Task instructions - Tally every line of the listing below that holds "Bremen", then give the tally alone.

Excerpted data -
+===+

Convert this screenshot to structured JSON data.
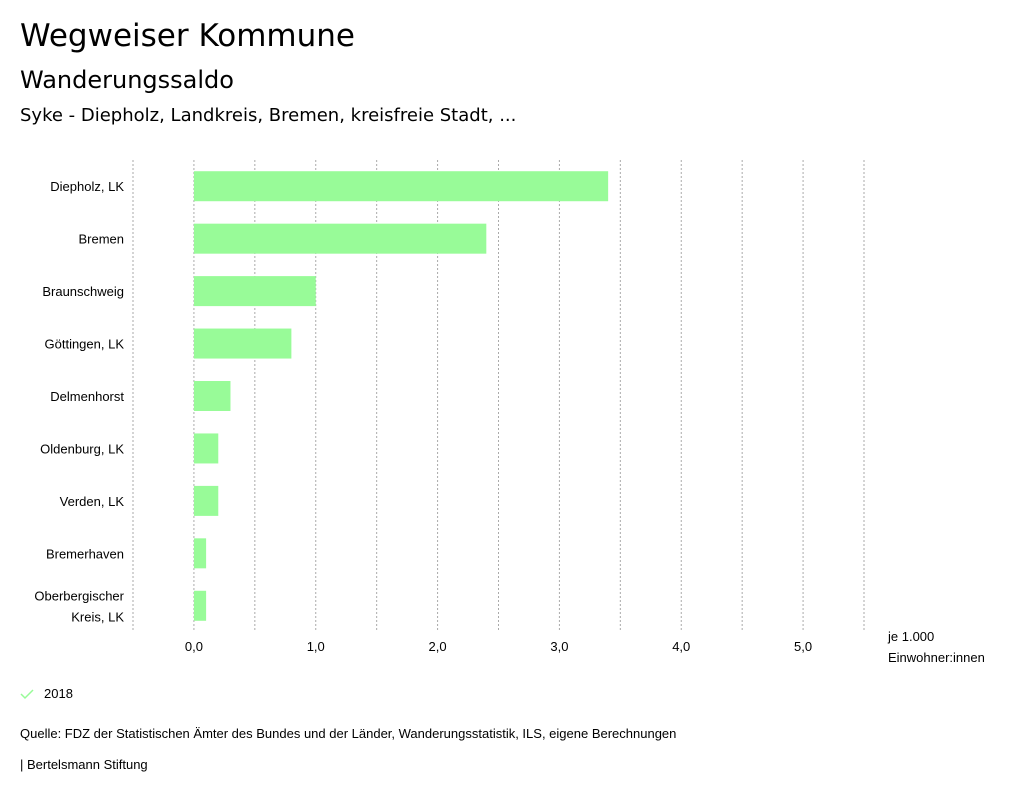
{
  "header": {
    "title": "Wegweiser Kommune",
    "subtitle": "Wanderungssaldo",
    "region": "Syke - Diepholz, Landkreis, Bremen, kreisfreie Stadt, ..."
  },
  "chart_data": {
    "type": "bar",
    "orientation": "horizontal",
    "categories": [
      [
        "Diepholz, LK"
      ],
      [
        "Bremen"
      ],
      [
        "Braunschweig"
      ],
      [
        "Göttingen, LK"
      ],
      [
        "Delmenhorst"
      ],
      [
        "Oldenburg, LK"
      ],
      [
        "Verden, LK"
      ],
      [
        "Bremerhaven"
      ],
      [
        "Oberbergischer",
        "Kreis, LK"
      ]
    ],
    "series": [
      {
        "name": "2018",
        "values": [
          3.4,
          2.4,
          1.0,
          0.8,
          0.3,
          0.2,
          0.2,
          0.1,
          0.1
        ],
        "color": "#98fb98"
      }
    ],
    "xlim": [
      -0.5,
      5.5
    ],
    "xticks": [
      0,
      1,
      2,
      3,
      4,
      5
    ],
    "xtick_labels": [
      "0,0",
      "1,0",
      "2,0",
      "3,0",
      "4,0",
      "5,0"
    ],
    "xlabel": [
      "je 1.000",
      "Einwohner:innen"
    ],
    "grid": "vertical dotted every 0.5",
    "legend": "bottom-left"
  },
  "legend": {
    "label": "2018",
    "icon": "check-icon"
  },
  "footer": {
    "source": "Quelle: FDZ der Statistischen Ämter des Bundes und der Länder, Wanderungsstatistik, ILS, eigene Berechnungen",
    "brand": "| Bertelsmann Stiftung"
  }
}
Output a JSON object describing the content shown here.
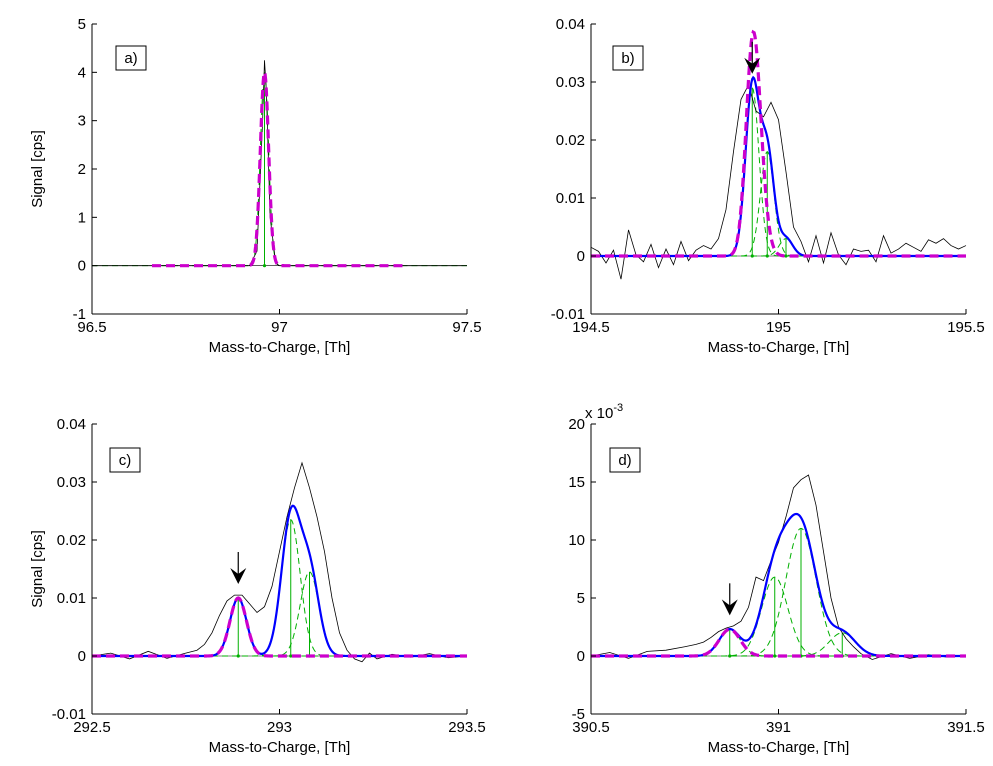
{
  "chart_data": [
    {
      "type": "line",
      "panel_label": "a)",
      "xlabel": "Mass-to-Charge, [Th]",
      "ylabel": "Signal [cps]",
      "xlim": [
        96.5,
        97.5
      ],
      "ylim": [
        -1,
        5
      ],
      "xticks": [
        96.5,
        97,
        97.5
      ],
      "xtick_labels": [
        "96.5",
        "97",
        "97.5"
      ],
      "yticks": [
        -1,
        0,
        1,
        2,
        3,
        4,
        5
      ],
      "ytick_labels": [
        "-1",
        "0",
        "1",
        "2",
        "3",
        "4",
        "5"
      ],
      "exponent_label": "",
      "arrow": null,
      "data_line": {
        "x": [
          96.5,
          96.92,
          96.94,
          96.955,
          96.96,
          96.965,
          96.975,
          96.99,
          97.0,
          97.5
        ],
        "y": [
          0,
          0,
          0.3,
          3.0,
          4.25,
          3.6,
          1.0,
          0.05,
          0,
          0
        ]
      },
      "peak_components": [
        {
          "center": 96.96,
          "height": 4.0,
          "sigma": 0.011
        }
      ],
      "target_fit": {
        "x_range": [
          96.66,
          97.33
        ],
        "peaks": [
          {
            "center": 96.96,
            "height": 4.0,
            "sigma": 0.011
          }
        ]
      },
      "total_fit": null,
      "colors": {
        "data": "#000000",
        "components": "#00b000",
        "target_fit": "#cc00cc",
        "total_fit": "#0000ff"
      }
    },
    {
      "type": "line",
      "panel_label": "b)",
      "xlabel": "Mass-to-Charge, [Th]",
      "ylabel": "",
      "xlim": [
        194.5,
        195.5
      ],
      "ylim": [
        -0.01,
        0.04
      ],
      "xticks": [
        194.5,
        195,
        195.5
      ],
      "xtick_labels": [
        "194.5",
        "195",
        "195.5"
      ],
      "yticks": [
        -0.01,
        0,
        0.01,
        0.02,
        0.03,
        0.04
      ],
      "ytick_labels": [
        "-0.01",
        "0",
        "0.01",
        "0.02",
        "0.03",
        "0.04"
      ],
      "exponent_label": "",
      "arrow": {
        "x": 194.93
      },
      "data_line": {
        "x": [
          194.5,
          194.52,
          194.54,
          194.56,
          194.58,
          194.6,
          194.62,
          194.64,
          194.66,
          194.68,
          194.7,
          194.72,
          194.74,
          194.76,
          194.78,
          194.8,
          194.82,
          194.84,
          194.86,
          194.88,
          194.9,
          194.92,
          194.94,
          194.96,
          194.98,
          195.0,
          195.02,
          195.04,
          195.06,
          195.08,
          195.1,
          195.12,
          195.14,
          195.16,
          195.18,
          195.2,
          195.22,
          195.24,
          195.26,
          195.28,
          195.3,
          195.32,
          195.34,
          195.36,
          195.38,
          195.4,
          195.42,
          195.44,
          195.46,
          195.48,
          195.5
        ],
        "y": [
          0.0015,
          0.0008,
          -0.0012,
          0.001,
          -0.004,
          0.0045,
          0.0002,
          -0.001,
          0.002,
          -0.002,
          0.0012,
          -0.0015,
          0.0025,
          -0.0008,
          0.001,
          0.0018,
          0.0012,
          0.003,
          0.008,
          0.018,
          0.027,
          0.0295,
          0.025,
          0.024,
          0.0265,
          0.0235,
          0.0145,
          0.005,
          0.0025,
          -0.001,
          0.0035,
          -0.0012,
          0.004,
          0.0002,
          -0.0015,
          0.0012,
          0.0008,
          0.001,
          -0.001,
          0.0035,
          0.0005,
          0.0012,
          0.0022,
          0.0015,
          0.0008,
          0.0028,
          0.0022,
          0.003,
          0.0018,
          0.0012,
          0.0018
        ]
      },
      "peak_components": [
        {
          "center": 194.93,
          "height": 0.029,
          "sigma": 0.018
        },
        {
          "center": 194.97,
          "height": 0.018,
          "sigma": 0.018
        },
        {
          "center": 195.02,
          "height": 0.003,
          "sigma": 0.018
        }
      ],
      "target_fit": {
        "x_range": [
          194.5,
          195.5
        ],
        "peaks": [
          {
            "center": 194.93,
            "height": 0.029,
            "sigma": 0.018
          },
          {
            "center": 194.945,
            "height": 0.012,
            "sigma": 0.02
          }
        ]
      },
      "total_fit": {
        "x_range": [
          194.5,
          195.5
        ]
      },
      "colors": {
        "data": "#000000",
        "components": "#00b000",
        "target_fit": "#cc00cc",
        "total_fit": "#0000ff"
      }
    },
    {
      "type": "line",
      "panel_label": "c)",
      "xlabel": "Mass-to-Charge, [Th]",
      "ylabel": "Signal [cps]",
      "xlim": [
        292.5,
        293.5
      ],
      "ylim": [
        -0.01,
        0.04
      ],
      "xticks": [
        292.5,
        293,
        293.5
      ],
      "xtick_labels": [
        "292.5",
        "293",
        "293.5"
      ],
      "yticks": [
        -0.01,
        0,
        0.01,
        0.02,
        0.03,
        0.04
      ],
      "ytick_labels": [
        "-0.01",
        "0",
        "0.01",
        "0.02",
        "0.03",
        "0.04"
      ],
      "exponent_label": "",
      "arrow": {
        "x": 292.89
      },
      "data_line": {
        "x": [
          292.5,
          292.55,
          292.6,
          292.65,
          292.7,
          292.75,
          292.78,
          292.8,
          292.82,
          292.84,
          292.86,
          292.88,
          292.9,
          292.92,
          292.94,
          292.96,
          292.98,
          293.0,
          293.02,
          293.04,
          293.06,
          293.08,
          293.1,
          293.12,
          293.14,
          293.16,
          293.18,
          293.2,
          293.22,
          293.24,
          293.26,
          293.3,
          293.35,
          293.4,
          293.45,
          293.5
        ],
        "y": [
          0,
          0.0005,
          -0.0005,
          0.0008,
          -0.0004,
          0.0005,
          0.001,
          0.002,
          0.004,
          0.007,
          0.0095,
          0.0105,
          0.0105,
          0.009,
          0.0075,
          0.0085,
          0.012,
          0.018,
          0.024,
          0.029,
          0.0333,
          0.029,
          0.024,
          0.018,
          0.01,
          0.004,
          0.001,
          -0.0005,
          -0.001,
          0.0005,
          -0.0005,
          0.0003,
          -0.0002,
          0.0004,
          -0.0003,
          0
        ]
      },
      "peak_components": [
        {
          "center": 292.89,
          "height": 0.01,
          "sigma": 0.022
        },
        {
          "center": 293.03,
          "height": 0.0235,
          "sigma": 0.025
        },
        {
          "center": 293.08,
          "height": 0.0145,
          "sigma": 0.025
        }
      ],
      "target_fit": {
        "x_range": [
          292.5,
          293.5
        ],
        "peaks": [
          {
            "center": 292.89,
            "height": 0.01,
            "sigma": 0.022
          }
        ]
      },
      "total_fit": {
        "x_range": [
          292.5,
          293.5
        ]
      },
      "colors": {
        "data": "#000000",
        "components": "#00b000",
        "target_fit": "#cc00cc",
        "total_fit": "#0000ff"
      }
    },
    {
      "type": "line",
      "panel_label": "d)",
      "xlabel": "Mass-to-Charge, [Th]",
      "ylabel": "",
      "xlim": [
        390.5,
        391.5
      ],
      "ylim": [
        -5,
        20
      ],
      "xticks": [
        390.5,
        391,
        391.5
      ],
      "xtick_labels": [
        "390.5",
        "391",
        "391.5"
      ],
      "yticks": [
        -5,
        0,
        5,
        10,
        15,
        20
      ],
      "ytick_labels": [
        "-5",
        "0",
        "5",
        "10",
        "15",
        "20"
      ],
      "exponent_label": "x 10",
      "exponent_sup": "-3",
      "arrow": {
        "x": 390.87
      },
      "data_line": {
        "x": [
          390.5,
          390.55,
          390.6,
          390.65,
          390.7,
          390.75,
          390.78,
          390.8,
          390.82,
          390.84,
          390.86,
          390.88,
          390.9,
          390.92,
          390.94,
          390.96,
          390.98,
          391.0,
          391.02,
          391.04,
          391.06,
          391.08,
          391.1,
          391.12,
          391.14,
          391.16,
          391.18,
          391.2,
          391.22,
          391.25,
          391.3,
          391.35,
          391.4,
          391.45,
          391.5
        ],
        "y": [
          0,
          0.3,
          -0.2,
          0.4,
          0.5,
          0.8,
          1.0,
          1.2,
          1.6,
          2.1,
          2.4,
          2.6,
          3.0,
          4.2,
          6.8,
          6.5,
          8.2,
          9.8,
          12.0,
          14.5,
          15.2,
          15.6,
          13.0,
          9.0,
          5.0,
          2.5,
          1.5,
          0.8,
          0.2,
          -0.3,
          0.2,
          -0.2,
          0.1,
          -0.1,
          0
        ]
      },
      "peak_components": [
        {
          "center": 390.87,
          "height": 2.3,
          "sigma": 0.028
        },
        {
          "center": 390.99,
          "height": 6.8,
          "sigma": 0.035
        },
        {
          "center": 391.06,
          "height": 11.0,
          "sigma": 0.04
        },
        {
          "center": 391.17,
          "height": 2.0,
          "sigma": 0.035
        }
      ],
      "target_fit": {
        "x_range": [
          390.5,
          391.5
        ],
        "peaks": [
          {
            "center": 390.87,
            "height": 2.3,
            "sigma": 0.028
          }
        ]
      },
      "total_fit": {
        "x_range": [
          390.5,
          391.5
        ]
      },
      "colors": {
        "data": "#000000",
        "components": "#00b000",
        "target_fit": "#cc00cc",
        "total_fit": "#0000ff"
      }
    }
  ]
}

+===+

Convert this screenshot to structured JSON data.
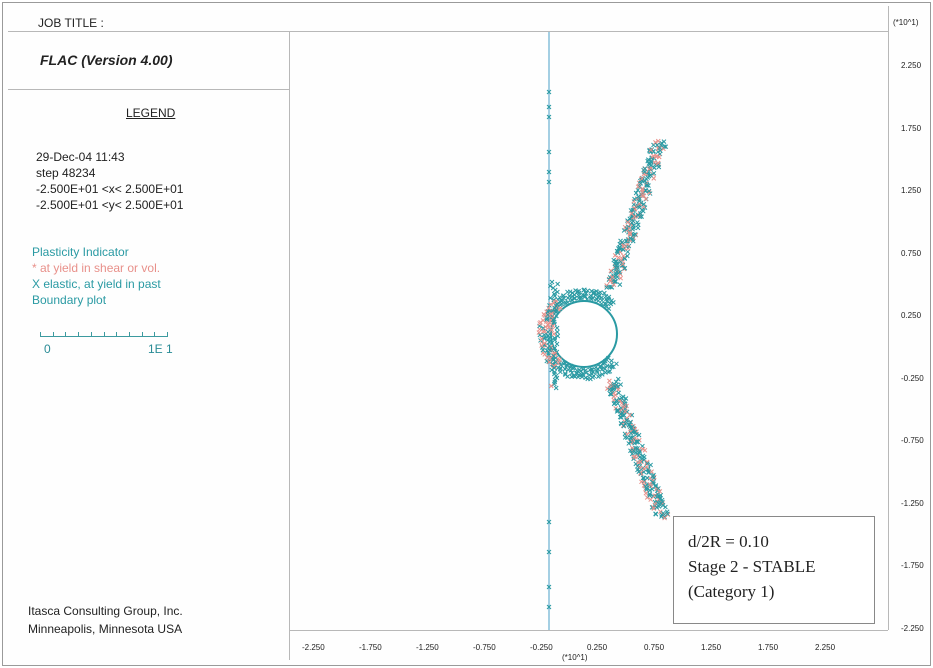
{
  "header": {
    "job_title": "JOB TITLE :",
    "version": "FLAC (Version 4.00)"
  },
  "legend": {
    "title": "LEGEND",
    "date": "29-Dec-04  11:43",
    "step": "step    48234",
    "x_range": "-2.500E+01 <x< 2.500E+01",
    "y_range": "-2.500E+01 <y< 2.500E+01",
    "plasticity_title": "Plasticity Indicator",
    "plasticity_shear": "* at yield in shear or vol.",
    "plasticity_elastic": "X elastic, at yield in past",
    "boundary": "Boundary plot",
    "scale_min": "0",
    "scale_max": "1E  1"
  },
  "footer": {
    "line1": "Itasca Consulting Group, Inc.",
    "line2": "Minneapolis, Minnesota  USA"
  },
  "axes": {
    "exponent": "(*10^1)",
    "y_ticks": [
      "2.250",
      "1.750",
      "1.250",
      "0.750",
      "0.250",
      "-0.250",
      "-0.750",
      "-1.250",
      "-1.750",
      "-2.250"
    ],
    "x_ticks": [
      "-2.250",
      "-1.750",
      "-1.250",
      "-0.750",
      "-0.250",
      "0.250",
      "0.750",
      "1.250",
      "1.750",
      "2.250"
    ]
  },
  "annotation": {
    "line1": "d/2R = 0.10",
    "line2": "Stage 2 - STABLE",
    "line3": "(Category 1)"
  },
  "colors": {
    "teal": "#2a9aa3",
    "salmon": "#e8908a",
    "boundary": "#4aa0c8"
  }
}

+===+

Exercise answer - 2